-- Exercise material start --

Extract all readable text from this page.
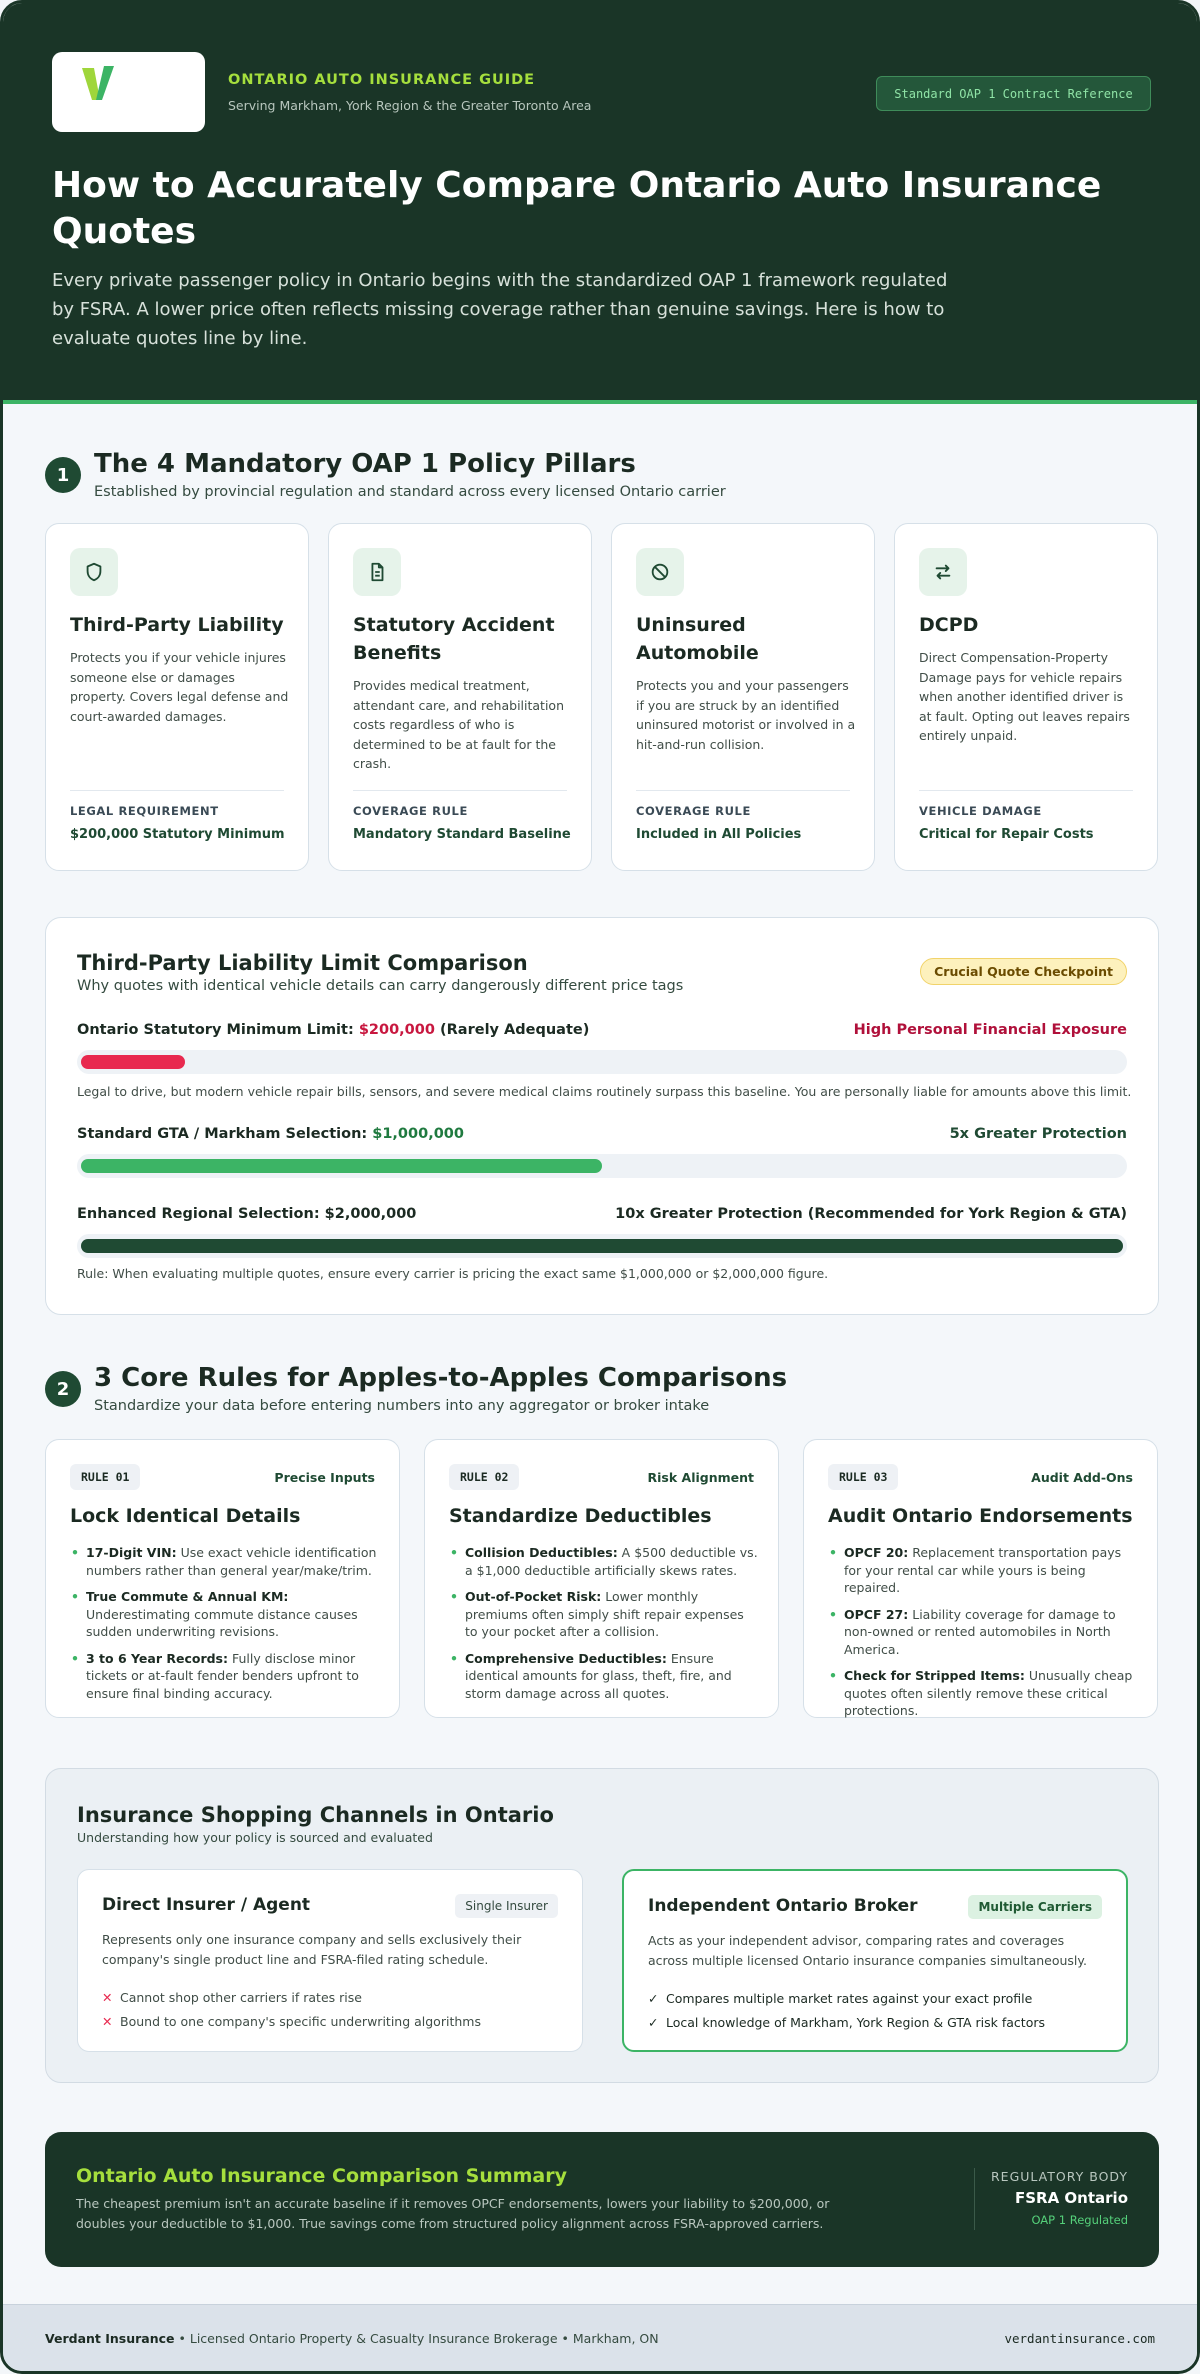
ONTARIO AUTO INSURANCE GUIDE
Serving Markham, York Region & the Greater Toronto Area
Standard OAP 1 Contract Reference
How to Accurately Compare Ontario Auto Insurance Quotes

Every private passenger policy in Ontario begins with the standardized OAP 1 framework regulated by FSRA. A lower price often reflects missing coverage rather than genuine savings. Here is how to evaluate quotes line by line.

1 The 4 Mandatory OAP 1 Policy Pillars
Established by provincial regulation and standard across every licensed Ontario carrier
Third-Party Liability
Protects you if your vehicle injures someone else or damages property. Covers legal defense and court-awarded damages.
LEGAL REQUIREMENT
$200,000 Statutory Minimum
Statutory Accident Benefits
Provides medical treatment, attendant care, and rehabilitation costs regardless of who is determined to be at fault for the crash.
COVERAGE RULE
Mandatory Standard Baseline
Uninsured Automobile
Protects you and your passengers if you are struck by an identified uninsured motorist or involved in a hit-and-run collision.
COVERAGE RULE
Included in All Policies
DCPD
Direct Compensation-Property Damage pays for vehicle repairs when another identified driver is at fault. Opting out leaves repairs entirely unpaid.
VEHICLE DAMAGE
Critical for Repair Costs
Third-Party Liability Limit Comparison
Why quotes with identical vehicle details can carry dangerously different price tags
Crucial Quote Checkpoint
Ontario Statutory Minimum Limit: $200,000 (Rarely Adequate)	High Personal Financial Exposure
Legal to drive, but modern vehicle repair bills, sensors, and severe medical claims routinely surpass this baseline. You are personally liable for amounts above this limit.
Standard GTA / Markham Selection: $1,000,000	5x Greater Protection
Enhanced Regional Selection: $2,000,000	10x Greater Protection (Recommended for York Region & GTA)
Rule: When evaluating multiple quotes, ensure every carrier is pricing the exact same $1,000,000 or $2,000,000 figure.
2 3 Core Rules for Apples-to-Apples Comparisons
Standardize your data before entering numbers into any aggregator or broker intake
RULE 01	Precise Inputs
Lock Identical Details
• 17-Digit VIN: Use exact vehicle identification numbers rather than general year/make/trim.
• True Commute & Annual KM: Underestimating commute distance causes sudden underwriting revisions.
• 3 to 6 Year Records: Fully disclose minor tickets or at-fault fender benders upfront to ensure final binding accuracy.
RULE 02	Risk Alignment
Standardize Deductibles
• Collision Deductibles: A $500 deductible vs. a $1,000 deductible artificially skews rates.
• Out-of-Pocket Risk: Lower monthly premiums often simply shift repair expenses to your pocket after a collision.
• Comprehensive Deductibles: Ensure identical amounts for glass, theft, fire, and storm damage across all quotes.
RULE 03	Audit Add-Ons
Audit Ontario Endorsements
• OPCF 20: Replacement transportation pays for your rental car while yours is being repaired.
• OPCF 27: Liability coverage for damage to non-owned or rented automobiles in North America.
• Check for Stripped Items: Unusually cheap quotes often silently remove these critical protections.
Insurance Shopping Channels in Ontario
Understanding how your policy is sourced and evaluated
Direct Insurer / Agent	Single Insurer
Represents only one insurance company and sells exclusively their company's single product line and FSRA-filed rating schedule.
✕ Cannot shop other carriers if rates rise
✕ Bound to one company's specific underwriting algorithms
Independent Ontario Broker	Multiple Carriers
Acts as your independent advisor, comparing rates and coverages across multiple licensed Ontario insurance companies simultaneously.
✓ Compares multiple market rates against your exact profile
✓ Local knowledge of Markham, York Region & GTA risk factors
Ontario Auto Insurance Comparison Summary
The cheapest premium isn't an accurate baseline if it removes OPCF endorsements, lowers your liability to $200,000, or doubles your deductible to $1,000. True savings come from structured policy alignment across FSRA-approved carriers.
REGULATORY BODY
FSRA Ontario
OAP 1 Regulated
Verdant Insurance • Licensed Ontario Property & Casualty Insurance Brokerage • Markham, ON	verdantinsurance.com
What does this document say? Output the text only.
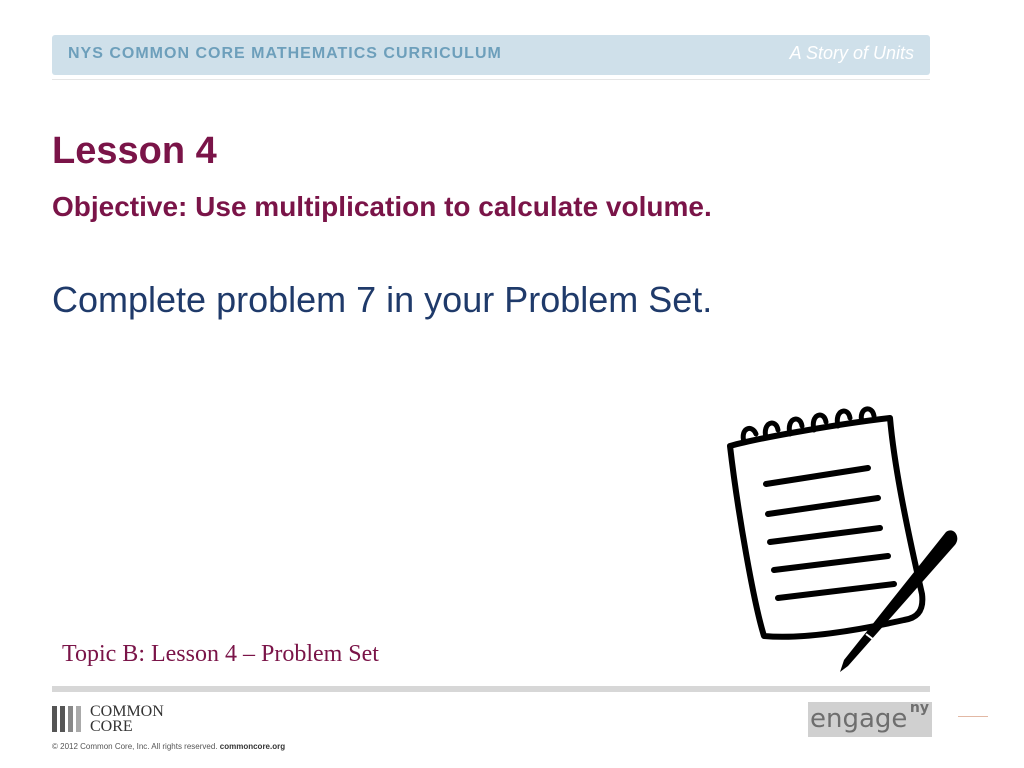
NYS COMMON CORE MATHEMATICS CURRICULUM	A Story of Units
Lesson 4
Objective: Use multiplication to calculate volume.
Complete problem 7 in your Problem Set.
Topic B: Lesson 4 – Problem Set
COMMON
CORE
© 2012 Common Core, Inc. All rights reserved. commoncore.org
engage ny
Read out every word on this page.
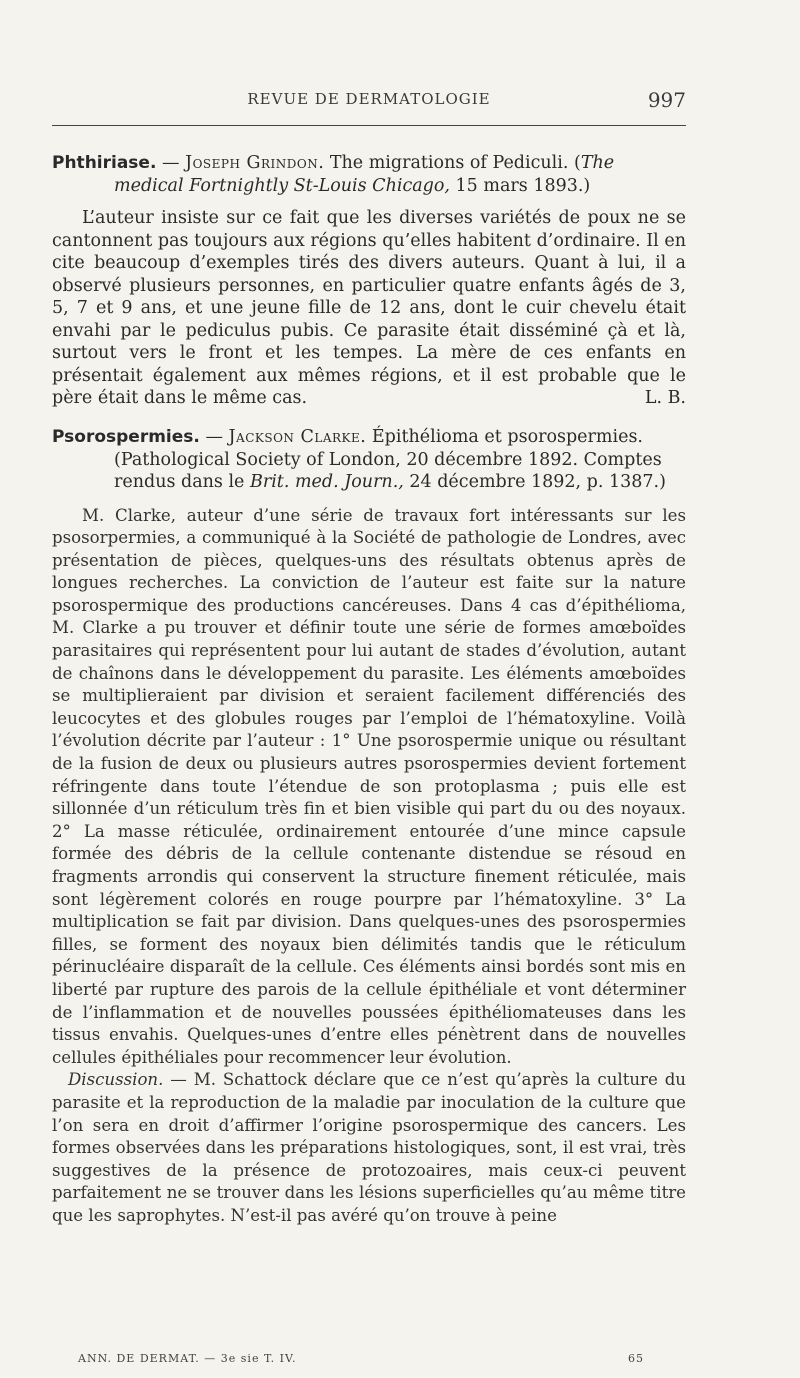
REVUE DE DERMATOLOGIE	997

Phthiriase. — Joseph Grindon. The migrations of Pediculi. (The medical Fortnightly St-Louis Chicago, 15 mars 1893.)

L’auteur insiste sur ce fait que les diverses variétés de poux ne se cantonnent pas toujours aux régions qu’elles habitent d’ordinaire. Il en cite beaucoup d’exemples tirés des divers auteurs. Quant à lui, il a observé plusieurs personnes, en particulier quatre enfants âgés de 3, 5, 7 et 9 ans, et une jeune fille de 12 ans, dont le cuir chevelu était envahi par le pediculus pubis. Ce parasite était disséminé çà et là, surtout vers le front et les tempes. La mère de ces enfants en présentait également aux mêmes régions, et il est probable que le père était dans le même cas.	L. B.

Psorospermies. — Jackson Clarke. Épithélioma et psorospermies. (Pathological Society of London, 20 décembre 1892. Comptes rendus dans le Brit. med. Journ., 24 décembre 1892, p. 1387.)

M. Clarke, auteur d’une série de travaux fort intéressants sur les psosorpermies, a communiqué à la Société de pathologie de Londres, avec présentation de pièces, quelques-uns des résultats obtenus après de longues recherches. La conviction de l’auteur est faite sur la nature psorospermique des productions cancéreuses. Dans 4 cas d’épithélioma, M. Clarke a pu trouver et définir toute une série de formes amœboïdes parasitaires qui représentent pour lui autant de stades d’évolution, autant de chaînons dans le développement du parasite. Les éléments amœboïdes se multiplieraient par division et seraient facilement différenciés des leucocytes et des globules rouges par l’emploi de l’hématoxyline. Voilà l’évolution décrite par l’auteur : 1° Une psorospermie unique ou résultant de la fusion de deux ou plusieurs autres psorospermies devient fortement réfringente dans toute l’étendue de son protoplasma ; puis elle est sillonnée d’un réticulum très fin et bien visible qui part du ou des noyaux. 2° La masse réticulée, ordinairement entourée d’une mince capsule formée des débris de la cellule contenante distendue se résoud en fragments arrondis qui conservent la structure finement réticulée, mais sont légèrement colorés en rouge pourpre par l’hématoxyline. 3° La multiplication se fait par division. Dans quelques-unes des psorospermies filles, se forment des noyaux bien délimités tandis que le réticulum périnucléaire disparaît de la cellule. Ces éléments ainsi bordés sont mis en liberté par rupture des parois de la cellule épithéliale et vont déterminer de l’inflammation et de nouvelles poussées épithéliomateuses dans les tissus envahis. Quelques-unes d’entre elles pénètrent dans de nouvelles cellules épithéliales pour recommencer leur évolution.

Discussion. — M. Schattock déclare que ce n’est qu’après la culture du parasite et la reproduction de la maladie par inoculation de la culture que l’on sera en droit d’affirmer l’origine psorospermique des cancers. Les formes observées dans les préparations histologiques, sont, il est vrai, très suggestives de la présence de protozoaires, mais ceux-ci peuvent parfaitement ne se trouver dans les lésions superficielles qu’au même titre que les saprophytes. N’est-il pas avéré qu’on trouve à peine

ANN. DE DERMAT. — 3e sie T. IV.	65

-- Exercise material end --

Task brief — Transcribe the material exactly, and leave out whatever pictures it holds.

Exercise output —
Extract all readable text from this page.
ONTARIO AUTO INSURANCE GUIDE
Serving Markham, York Region & the Greater Toronto Area
Standard OAP 1 Contract Reference
How to Accurately Compare Ontario Auto Insurance Quotes

Every private passenger policy in Ontario begins with the standardized OAP 1 framework regulated by FSRA. A lower price often reflects missing coverage rather than genuine savings. Here is how to evaluate quotes line by line.

1 The 4 Mandatory OAP 1 Policy Pillars
Established by provincial regulation and standard across every licensed Ontario carrier
Third-Party Liability
Protects you if your vehicle injures someone else or damages property. Covers legal defense and court-awarded damages.
LEGAL REQUIREMENT
$200,000 Statutory Minimum
Statutory Accident Benefits
Provides medical treatment, attendant care, and rehabilitation costs regardless of who is determined to be at fault for the crash.
COVERAGE RULE
Mandatory Standard Baseline
Uninsured Automobile
Protects you and your passengers if you are struck by an identified uninsured motorist or involved in a hit-and-run collision.
COVERAGE RULE
Included in All Policies
DCPD
Direct Compensation-Property Damage pays for vehicle repairs when another identified driver is at fault. Opting out leaves repairs entirely unpaid.
VEHICLE DAMAGE
Critical for Repair Costs
Third-Party Liability Limit Comparison
Why quotes with identical vehicle details can carry dangerously different price tags
Crucial Quote Checkpoint
Ontario Statutory Minimum Limit: $200,000 (Rarely Adequate)	High Personal Financial Exposure
Legal to drive, but modern vehicle repair bills, sensors, and severe medical claims routinely surpass this baseline. You are personally liable for amounts above this limit.
Standard GTA / Markham Selection: $1,000,000	5x Greater Protection
Enhanced Regional Selection: $2,000,000	10x Greater Protection (Recommended for York Region & GTA)
Rule: When evaluating multiple quotes, ensure every carrier is pricing the exact same $1,000,000 or $2,000,000 figure.
2 3 Core Rules for Apples-to-Apples Comparisons
Standardize your data before entering numbers into any aggregator or broker intake
RULE 01	Precise Inputs
Lock Identical Details
• 17-Digit VIN: Use exact vehicle identification numbers rather than general year/make/trim.
• True Commute & Annual KM: Underestimating commute distance causes sudden underwriting revisions.
• 3 to 6 Year Records: Fully disclose minor tickets or at-fault fender benders upfront to ensure final binding accuracy.
RULE 02	Risk Alignment
Standardize Deductibles
• Collision Deductibles: A $500 deductible vs. a $1,000 deductible artificially skews rates.
• Out-of-Pocket Risk: Lower monthly premiums often simply shift repair expenses to your pocket after a collision.
• Comprehensive Deductibles: Ensure identical amounts for glass, theft, fire, and storm damage across all quotes.
RULE 03	Audit Add-Ons
Audit Ontario Endorsements
• OPCF 20: Replacement transportation pays for your rental car while yours is being repaired.
• OPCF 27: Liability coverage for damage to non-owned or rented automobiles in North America.
• Check for Stripped Items: Unusually cheap quotes often silently remove these critical protections.
Insurance Shopping Channels in Ontario
Understanding how your policy is sourced and evaluated
Direct Insurer / Agent	Single Insurer
Represents only one insurance company and sells exclusively their company's single product line and FSRA-filed rating schedule.
✕ Cannot shop other carriers if rates rise
✕ Bound to one company's specific underwriting algorithms
Independent Ontario Broker	Multiple Carriers
Acts as your independent advisor, comparing rates and coverages across multiple licensed Ontario insurance companies simultaneously.
✓ Compares multiple market rates against your exact profile
✓ Local knowledge of Markham, York Region & GTA risk factors
Ontario Auto Insurance Comparison Summary
The cheapest premium isn't an accurate baseline if it removes OPCF endorsements, lowers your liability to $200,000, or doubles your deductible to $1,000. True savings come from structured policy alignment across FSRA-approved carriers.
REGULATORY BODY
FSRA Ontario
OAP 1 Regulated
Verdant Insurance • Licensed Ontario Property & Casualty Insurance Brokerage • Markham, ON	verdantinsurance.com
What does this document say? Output the text only.
NYS COMMON CORE MATHEMATICS CURRICULUM	A Story of Units
Lesson 4
Objective: Use multiplication to calculate volume.
Complete problem 7 in your Problem Set.
Topic B: Lesson 4 – Problem Set
COMMON
CORE
© 2012 Common Core, Inc. All rights reserved. commoncore.org
engage ny
Read out every word on this page.
REVUE DE DERMATOLOGIE	997

Phthiriase. — Joseph Grindon. The migrations of Pediculi. (The medical Fortnightly St-Louis Chicago, 15 mars 1893.)

L’auteur insiste sur ce fait que les diverses variétés de poux ne se cantonnent pas toujours aux régions qu’elles habitent d’ordinaire. Il en cite beaucoup d’exemples tirés des divers auteurs. Quant à lui, il a observé plusieurs personnes, en particulier quatre enfants âgés de 3, 5, 7 et 9 ans, et une jeune fille de 12 ans, dont le cuir chevelu était envahi par le pediculus pubis. Ce parasite était disséminé çà et là, surtout vers le front et les tempes. La mère de ces enfants en présentait également aux mêmes régions, et il est probable que le père était dans le même cas.	L. B.

Psorospermies. — Jackson Clarke. Épithélioma et psorospermies. (Pathological Society of London, 20 décembre 1892. Comptes rendus dans le Brit. med. Journ., 24 décembre 1892, p. 1387.)

M. Clarke, auteur d’une série de travaux fort intéressants sur les psosorpermies, a communiqué à la Société de pathologie de Londres, avec présentation de pièces, quelques-uns des résultats obtenus après de longues recherches. La conviction de l’auteur est faite sur la nature psorospermique des productions cancéreuses. Dans 4 cas d’épithélioma, M. Clarke a pu trouver et définir toute une série de formes amœboïdes parasitaires qui représentent pour lui autant de stades d’évolution, autant de chaînons dans le développement du parasite. Les éléments amœboïdes se multiplieraient par division et seraient facilement différenciés des leucocytes et des globules rouges par l’emploi de l’hématoxyline. Voilà l’évolution décrite par l’auteur : 1° Une psorospermie unique ou résultant de la fusion de deux ou plusieurs autres psorospermies devient fortement réfringente dans toute l’étendue de son protoplasma ; puis elle est sillonnée d’un réticulum très fin et bien visible qui part du ou des noyaux. 2° La masse réticulée, ordinairement entourée d’une mince capsule formée des débris de la cellule contenante distendue se résoud en fragments arrondis qui conservent la structure finement réticulée, mais sont légèrement colorés en rouge pourpre par l’hématoxyline. 3° La multiplication se fait par division. Dans quelques-unes des psorospermies filles, se forment des noyaux bien délimités tandis que le réticulum périnucléaire disparaît de la cellule. Ces éléments ainsi bordés sont mis en liberté par rupture des parois de la cellule épithéliale et vont déterminer de l’inflammation et de nouvelles poussées épithéliomateuses dans les tissus envahis. Quelques-unes d’entre elles pénètrent dans de nouvelles cellules épithéliales pour recommencer leur évolution.

Discussion. — M. Schattock déclare que ce n’est qu’après la culture du parasite et la reproduction de la maladie par inoculation de la culture que l’on sera en droit d’affirmer l’origine psorospermique des cancers. Les formes observées dans les préparations histologiques, sont, il est vrai, très suggestives de la présence de protozoaires, mais ceux-ci peuvent parfaitement ne se trouver dans les lésions superficielles qu’au même titre que les saprophytes. N’est-il pas avéré qu’on trouve à peine

ANN. DE DERMAT. — 3e sie T. IV.	65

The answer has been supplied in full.